## AIM:
Write the listing out again, all of it, word for word.

-- start of DATASET EXCERPTS --

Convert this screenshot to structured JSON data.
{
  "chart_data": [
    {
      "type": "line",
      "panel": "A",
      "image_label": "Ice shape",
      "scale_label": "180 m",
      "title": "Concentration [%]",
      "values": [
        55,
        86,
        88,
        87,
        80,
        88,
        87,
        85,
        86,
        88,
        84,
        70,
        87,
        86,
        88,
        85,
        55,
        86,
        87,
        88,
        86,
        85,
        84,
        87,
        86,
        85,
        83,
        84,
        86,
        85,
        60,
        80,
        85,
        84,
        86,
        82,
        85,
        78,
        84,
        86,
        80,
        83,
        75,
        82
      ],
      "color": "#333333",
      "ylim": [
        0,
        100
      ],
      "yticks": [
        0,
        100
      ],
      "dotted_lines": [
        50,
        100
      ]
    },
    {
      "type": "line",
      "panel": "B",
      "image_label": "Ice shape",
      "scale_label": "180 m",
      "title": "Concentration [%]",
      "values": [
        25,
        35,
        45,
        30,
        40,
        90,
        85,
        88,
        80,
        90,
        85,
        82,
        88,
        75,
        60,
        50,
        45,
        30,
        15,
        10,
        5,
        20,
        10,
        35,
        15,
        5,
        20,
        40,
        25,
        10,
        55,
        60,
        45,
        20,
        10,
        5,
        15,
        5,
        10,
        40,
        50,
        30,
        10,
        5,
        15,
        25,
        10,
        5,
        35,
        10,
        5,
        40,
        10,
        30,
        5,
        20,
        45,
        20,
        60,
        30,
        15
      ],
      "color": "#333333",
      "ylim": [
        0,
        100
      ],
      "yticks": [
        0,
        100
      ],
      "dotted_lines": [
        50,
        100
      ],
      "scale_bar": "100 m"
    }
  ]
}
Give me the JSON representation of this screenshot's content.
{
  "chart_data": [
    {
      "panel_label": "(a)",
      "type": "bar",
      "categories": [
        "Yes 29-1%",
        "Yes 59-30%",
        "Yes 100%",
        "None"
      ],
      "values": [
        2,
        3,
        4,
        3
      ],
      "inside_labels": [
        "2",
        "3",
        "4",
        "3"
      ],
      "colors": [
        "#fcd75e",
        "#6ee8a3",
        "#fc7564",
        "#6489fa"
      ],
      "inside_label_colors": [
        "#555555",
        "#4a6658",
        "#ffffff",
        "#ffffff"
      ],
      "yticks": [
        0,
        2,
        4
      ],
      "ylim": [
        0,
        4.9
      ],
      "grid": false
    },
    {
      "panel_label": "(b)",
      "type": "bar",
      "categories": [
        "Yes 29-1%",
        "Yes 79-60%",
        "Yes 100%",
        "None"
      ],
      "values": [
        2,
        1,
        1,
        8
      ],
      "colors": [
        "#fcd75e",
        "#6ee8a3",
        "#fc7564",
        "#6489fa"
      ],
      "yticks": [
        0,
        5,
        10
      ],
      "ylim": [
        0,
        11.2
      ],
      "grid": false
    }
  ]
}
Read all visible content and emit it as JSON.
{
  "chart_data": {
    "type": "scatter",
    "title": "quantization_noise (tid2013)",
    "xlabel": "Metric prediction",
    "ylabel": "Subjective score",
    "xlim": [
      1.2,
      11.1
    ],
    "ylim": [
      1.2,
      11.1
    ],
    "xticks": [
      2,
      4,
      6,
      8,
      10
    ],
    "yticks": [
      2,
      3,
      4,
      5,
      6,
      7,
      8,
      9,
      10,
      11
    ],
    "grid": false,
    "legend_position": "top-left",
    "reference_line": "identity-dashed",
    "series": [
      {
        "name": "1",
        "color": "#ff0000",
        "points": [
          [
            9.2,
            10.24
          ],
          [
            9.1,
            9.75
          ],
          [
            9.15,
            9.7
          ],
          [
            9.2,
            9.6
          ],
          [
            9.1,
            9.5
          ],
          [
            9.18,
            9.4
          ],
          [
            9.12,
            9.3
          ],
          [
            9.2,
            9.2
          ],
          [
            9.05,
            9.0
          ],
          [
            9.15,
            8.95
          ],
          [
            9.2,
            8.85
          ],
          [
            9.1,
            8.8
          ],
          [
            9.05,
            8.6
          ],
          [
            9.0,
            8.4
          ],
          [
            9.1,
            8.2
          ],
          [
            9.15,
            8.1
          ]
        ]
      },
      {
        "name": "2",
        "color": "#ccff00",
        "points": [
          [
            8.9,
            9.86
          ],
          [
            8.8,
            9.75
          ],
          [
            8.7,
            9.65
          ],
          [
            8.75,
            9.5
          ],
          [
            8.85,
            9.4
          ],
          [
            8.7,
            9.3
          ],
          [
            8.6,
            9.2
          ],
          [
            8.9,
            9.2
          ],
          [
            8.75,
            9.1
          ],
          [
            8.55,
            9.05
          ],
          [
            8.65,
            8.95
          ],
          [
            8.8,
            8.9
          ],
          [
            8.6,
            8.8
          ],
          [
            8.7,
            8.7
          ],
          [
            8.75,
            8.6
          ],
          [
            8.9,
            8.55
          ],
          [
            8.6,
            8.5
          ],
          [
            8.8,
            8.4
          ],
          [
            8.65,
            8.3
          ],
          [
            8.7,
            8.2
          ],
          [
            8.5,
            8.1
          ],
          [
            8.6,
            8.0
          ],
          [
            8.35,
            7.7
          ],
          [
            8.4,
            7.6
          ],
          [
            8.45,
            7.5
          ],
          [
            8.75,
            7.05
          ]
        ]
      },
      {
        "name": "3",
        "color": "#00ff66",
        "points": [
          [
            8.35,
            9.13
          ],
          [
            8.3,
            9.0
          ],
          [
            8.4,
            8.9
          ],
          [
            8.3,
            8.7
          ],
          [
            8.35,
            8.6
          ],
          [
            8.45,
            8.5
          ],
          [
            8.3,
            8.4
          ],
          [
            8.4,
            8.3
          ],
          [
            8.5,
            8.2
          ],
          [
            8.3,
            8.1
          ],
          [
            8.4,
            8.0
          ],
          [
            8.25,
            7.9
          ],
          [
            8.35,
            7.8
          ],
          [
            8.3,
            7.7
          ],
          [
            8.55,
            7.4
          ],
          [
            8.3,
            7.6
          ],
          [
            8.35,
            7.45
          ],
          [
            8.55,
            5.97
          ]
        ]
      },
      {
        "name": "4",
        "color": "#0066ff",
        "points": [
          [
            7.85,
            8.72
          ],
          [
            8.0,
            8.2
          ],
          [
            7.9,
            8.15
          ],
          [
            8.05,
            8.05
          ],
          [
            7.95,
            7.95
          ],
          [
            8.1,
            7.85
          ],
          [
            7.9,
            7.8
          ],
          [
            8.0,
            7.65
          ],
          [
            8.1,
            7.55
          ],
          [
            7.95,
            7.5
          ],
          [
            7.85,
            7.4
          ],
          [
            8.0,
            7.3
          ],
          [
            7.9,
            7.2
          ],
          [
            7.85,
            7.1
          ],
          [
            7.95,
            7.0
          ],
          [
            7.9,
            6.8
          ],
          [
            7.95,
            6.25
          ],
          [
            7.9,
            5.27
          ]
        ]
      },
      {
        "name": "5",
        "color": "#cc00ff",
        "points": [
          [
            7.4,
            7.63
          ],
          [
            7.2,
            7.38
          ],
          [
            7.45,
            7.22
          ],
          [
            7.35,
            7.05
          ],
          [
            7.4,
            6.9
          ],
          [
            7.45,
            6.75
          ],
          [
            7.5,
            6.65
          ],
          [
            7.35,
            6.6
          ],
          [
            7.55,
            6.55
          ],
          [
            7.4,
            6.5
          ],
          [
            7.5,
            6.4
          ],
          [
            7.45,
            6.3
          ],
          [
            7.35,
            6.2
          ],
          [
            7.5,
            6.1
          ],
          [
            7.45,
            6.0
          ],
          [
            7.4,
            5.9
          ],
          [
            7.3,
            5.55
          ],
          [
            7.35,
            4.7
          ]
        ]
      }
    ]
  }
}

-- end of DATASET EXCERPTS --

## ANSWER FOR THIS EXERCISE:
Convert this screenshot to structured JSON data.
{
  "chart_data": [
    {
      "type": "line",
      "panel": "A",
      "image_label": "Ice shape",
      "scale_label": "180 m",
      "title": "Concentration [%]",
      "values": [
        55,
        86,
        88,
        87,
        80,
        88,
        87,
        85,
        86,
        88,
        84,
        70,
        87,
        86,
        88,
        85,
        55,
        86,
        87,
        88,
        86,
        85,
        84,
        87,
        86,
        85,
        83,
        84,
        86,
        85,
        60,
        80,
        85,
        84,
        86,
        82,
        85,
        78,
        84,
        86,
        80,
        83,
        75,
        82
      ],
      "color": "#333333",
      "ylim": [
        0,
        100
      ],
      "yticks": [
        0,
        100
      ],
      "dotted_lines": [
        50,
        100
      ]
    },
    {
      "type": "line",
      "panel": "B",
      "image_label": "Ice shape",
      "scale_label": "180 m",
      "title": "Concentration [%]",
      "values": [
        25,
        35,
        45,
        30,
        40,
        90,
        85,
        88,
        80,
        90,
        85,
        82,
        88,
        75,
        60,
        50,
        45,
        30,
        15,
        10,
        5,
        20,
        10,
        35,
        15,
        5,
        20,
        40,
        25,
        10,
        55,
        60,
        45,
        20,
        10,
        5,
        15,
        5,
        10,
        40,
        50,
        30,
        10,
        5,
        15,
        25,
        10,
        5,
        35,
        10,
        5,
        40,
        10,
        30,
        5,
        20,
        45,
        20,
        60,
        30,
        15
      ],
      "color": "#333333",
      "ylim": [
        0,
        100
      ],
      "yticks": [
        0,
        100
      ],
      "dotted_lines": [
        50,
        100
      ],
      "scale_bar": "100 m"
    }
  ]
}
Give me the JSON representation of this screenshot's content.
{
  "chart_data": [
    {
      "panel_label": "(a)",
      "type": "bar",
      "categories": [
        "Yes 29-1%",
        "Yes 59-30%",
        "Yes 100%",
        "None"
      ],
      "values": [
        2,
        3,
        4,
        3
      ],
      "inside_labels": [
        "2",
        "3",
        "4",
        "3"
      ],
      "colors": [
        "#fcd75e",
        "#6ee8a3",
        "#fc7564",
        "#6489fa"
      ],
      "inside_label_colors": [
        "#555555",
        "#4a6658",
        "#ffffff",
        "#ffffff"
      ],
      "yticks": [
        0,
        2,
        4
      ],
      "ylim": [
        0,
        4.9
      ],
      "grid": false
    },
    {
      "panel_label": "(b)",
      "type": "bar",
      "categories": [
        "Yes 29-1%",
        "Yes 79-60%",
        "Yes 100%",
        "None"
      ],
      "values": [
        2,
        1,
        1,
        8
      ],
      "colors": [
        "#fcd75e",
        "#6ee8a3",
        "#fc7564",
        "#6489fa"
      ],
      "yticks": [
        0,
        5,
        10
      ],
      "ylim": [
        0,
        11.2
      ],
      "grid": false
    }
  ]
}
Read all visible content and emit it as JSON.
{
  "chart_data": {
    "type": "scatter",
    "title": "quantization_noise (tid2013)",
    "xlabel": "Metric prediction",
    "ylabel": "Subjective score",
    "xlim": [
      1.2,
      11.1
    ],
    "ylim": [
      1.2,
      11.1
    ],
    "xticks": [
      2,
      4,
      6,
      8,
      10
    ],
    "yticks": [
      2,
      3,
      4,
      5,
      6,
      7,
      8,
      9,
      10,
      11
    ],
    "grid": false,
    "legend_position": "top-left",
    "reference_line": "identity-dashed",
    "series": [
      {
        "name": "1",
        "color": "#ff0000",
        "points": [
          [
            9.2,
            10.24
          ],
          [
            9.1,
            9.75
          ],
          [
            9.15,
            9.7
          ],
          [
            9.2,
            9.6
          ],
          [
            9.1,
            9.5
          ],
          [
            9.18,
            9.4
          ],
          [
            9.12,
            9.3
          ],
          [
            9.2,
            9.2
          ],
          [
            9.05,
            9.0
          ],
          [
            9.15,
            8.95
          ],
          [
            9.2,
            8.85
          ],
          [
            9.1,
            8.8
          ],
          [
            9.05,
            8.6
          ],
          [
            9.0,
            8.4
          ],
          [
            9.1,
            8.2
          ],
          [
            9.15,
            8.1
          ]
        ]
      },
      {
        "name": "2",
        "color": "#ccff00",
        "points": [
          [
            8.9,
            9.86
          ],
          [
            8.8,
            9.75
          ],
          [
            8.7,
            9.65
          ],
          [
            8.75,
            9.5
          ],
          [
            8.85,
            9.4
          ],
          [
            8.7,
            9.3
          ],
          [
            8.6,
            9.2
          ],
          [
            8.9,
            9.2
          ],
          [
            8.75,
            9.1
          ],
          [
            8.55,
            9.05
          ],
          [
            8.65,
            8.95
          ],
          [
            8.8,
            8.9
          ],
          [
            8.6,
            8.8
          ],
          [
            8.7,
            8.7
          ],
          [
            8.75,
            8.6
          ],
          [
            8.9,
            8.55
          ],
          [
            8.6,
            8.5
          ],
          [
            8.8,
            8.4
          ],
          [
            8.65,
            8.3
          ],
          [
            8.7,
            8.2
          ],
          [
            8.5,
            8.1
          ],
          [
            8.6,
            8.0
          ],
          [
            8.35,
            7.7
          ],
          [
            8.4,
            7.6
          ],
          [
            8.45,
            7.5
          ],
          [
            8.75,
            7.05
          ]
        ]
      },
      {
        "name": "3",
        "color": "#00ff66",
        "points": [
          [
            8.35,
            9.13
          ],
          [
            8.3,
            9.0
          ],
          [
            8.4,
            8.9
          ],
          [
            8.3,
            8.7
          ],
          [
            8.35,
            8.6
          ],
          [
            8.45,
            8.5
          ],
          [
            8.3,
            8.4
          ],
          [
            8.4,
            8.3
          ],
          [
            8.5,
            8.2
          ],
          [
            8.3,
            8.1
          ],
          [
            8.4,
            8.0
          ],
          [
            8.25,
            7.9
          ],
          [
            8.35,
            7.8
          ],
          [
            8.3,
            7.7
          ],
          [
            8.55,
            7.4
          ],
          [
            8.3,
            7.6
          ],
          [
            8.35,
            7.45
          ],
          [
            8.55,
            5.97
          ]
        ]
      },
      {
        "name": "4",
        "color": "#0066ff",
        "points": [
          [
            7.85,
            8.72
          ],
          [
            8.0,
            8.2
          ],
          [
            7.9,
            8.15
          ],
          [
            8.05,
            8.05
          ],
          [
            7.95,
            7.95
          ],
          [
            8.1,
            7.85
          ],
          [
            7.9,
            7.8
          ],
          [
            8.0,
            7.65
          ],
          [
            8.1,
            7.55
          ],
          [
            7.95,
            7.5
          ],
          [
            7.85,
            7.4
          ],
          [
            8.0,
            7.3
          ],
          [
            7.9,
            7.2
          ],
          [
            7.85,
            7.1
          ],
          [
            7.95,
            7.0
          ],
          [
            7.9,
            6.8
          ],
          [
            7.95,
            6.25
          ],
          [
            7.9,
            5.27
          ]
        ]
      },
      {
        "name": "5",
        "color": "#cc00ff",
        "points": [
          [
            7.4,
            7.63
          ],
          [
            7.2,
            7.38
          ],
          [
            7.45,
            7.22
          ],
          [
            7.35,
            7.05
          ],
          [
            7.4,
            6.9
          ],
          [
            7.45,
            6.75
          ],
          [
            7.5,
            6.65
          ],
          [
            7.35,
            6.6
          ],
          [
            7.55,
            6.55
          ],
          [
            7.4,
            6.5
          ],
          [
            7.5,
            6.4
          ],
          [
            7.45,
            6.3
          ],
          [
            7.35,
            6.2
          ],
          [
            7.5,
            6.1
          ],
          [
            7.45,
            6.0
          ],
          [
            7.4,
            5.9
          ],
          [
            7.3,
            5.55
          ],
          [
            7.35,
            4.7
          ]
        ]
      }
    ]
  }
}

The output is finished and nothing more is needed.